Every entry must be echoed exactly.

=====

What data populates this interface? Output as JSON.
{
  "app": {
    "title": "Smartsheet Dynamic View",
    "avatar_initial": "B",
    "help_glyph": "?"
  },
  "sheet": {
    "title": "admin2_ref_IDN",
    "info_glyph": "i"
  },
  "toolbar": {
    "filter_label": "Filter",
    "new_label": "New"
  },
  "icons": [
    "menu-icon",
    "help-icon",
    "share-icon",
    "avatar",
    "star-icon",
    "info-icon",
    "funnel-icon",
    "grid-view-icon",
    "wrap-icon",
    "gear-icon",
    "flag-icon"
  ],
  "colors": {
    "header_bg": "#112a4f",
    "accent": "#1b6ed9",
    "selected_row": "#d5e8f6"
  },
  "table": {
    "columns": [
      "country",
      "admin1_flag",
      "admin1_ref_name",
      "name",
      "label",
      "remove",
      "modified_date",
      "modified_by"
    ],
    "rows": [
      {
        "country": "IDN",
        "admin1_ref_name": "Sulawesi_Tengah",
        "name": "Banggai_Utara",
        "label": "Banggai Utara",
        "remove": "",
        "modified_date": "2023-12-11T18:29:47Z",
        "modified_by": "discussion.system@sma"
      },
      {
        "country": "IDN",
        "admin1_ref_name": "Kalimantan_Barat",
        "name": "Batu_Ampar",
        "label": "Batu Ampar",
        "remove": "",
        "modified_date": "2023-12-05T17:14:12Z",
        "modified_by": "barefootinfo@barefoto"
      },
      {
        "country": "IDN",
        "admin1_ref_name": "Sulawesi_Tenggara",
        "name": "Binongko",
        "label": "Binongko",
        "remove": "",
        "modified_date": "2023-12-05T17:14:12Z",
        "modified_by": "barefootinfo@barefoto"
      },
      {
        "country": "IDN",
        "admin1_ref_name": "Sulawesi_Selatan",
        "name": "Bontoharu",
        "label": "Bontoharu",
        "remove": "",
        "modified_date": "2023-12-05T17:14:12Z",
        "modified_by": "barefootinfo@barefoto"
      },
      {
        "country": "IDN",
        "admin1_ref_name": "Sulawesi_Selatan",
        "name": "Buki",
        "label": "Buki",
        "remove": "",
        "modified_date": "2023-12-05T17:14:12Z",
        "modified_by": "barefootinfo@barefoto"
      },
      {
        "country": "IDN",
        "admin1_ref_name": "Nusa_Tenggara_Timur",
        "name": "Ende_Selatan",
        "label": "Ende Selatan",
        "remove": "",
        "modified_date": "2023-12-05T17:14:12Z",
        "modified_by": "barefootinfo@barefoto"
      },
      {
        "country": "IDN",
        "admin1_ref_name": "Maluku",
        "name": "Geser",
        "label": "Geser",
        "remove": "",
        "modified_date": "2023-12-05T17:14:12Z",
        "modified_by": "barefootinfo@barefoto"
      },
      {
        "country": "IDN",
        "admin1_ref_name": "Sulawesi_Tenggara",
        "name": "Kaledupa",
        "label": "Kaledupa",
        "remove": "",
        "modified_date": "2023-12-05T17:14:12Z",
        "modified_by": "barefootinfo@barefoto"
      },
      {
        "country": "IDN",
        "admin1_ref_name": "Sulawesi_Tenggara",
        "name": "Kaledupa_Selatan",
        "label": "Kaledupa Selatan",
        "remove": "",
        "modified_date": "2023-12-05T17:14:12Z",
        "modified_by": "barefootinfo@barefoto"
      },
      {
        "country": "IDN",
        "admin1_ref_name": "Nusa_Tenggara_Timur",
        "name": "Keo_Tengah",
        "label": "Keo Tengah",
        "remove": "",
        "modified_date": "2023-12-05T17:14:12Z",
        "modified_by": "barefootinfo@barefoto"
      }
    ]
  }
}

=====

### SOLUTION TO THE PROBLEM
What data populates this interface? Output as JSON.
{
  "app": {
    "title": "Smartsheet Dynamic View",
    "avatar_initial": "B",
    "help_glyph": "?"
  },
  "sheet": {
    "title": "admin2_ref_IDN",
    "info_glyph": "i"
  },
  "toolbar": {
    "filter_label": "Filter",
    "new_label": "New"
  },
  "icons": [
    "menu-icon",
    "help-icon",
    "share-icon",
    "avatar",
    "star-icon",
    "info-icon",
    "funnel-icon",
    "grid-view-icon",
    "wrap-icon",
    "gear-icon",
    "flag-icon"
  ],
  "colors": {
    "header_bg": "#112a4f",
    "accent": "#1b6ed9",
    "selected_row": "#d5e8f6"
  },
  "table": {
    "columns": [
      "country",
      "admin1_flag",
      "admin1_ref_name",
      "name",
      "label",
      "remove",
      "modified_date",
      "modified_by"
    ],
    "rows": [
      {
        "country": "IDN",
        "admin1_ref_name": "Sulawesi_Tengah",
        "name": "Banggai_Utara",
        "label": "Banggai Utara",
        "remove": "",
        "modified_date": "2023-12-11T18:29:47Z",
        "modified_by": "discussion.system@sma"
      },
      {
        "country": "IDN",
        "admin1_ref_name": "Kalimantan_Barat",
        "name": "Batu_Ampar",
        "label": "Batu Ampar",
        "remove": "",
        "modified_date": "2023-12-05T17:14:12Z",
        "modified_by": "barefootinfo@barefoto"
      },
      {
        "country": "IDN",
        "admin1_ref_name": "Sulawesi_Tenggara",
        "name": "Binongko",
        "label": "Binongko",
        "remove": "",
        "modified_date": "2023-12-05T17:14:12Z",
        "modified_by": "barefootinfo@barefoto"
      },
      {
        "country": "IDN",
        "admin1_ref_name": "Sulawesi_Selatan",
        "name": "Bontoharu",
        "label": "Bontoharu",
        "remove": "",
        "modified_date": "2023-12-05T17:14:12Z",
        "modified_by": "barefootinfo@barefoto"
      },
      {
        "country": "IDN",
        "admin1_ref_name": "Sulawesi_Selatan",
        "name": "Buki",
        "label": "Buki",
        "remove": "",
        "modified_date": "2023-12-05T17:14:12Z",
        "modified_by": "barefootinfo@barefoto"
      },
      {
        "country": "IDN",
        "admin1_ref_name": "Nusa_Tenggara_Timur",
        "name": "Ende_Selatan",
        "label": "Ende Selatan",
        "remove": "",
        "modified_date": "2023-12-05T17:14:12Z",
        "modified_by": "barefootinfo@barefoto"
      },
      {
        "country": "IDN",
        "admin1_ref_name": "Maluku",
        "name": "Geser",
        "label": "Geser",
        "remove": "",
        "modified_date": "2023-12-05T17:14:12Z",
        "modified_by": "barefootinfo@barefoto"
      },
      {
        "country": "IDN",
        "admin1_ref_name": "Sulawesi_Tenggara",
        "name": "Kaledupa",
        "label": "Kaledupa",
        "remove": "",
        "modified_date": "2023-12-05T17:14:12Z",
        "modified_by": "barefootinfo@barefoto"
      },
      {
        "country": "IDN",
        "admin1_ref_name": "Sulawesi_Tenggara",
        "name": "Kaledupa_Selatan",
        "label": "Kaledupa Selatan",
        "remove": "",
        "modified_date": "2023-12-05T17:14:12Z",
        "modified_by": "barefootinfo@barefoto"
      },
      {
        "country": "IDN",
        "admin1_ref_name": "Nusa_Tenggara_Timur",
        "name": "Keo_Tengah",
        "label": "Keo Tengah",
        "remove": "",
        "modified_date": "2023-12-05T17:14:12Z",
        "modified_by": "barefootinfo@barefoto"
      }
    ]
  }
}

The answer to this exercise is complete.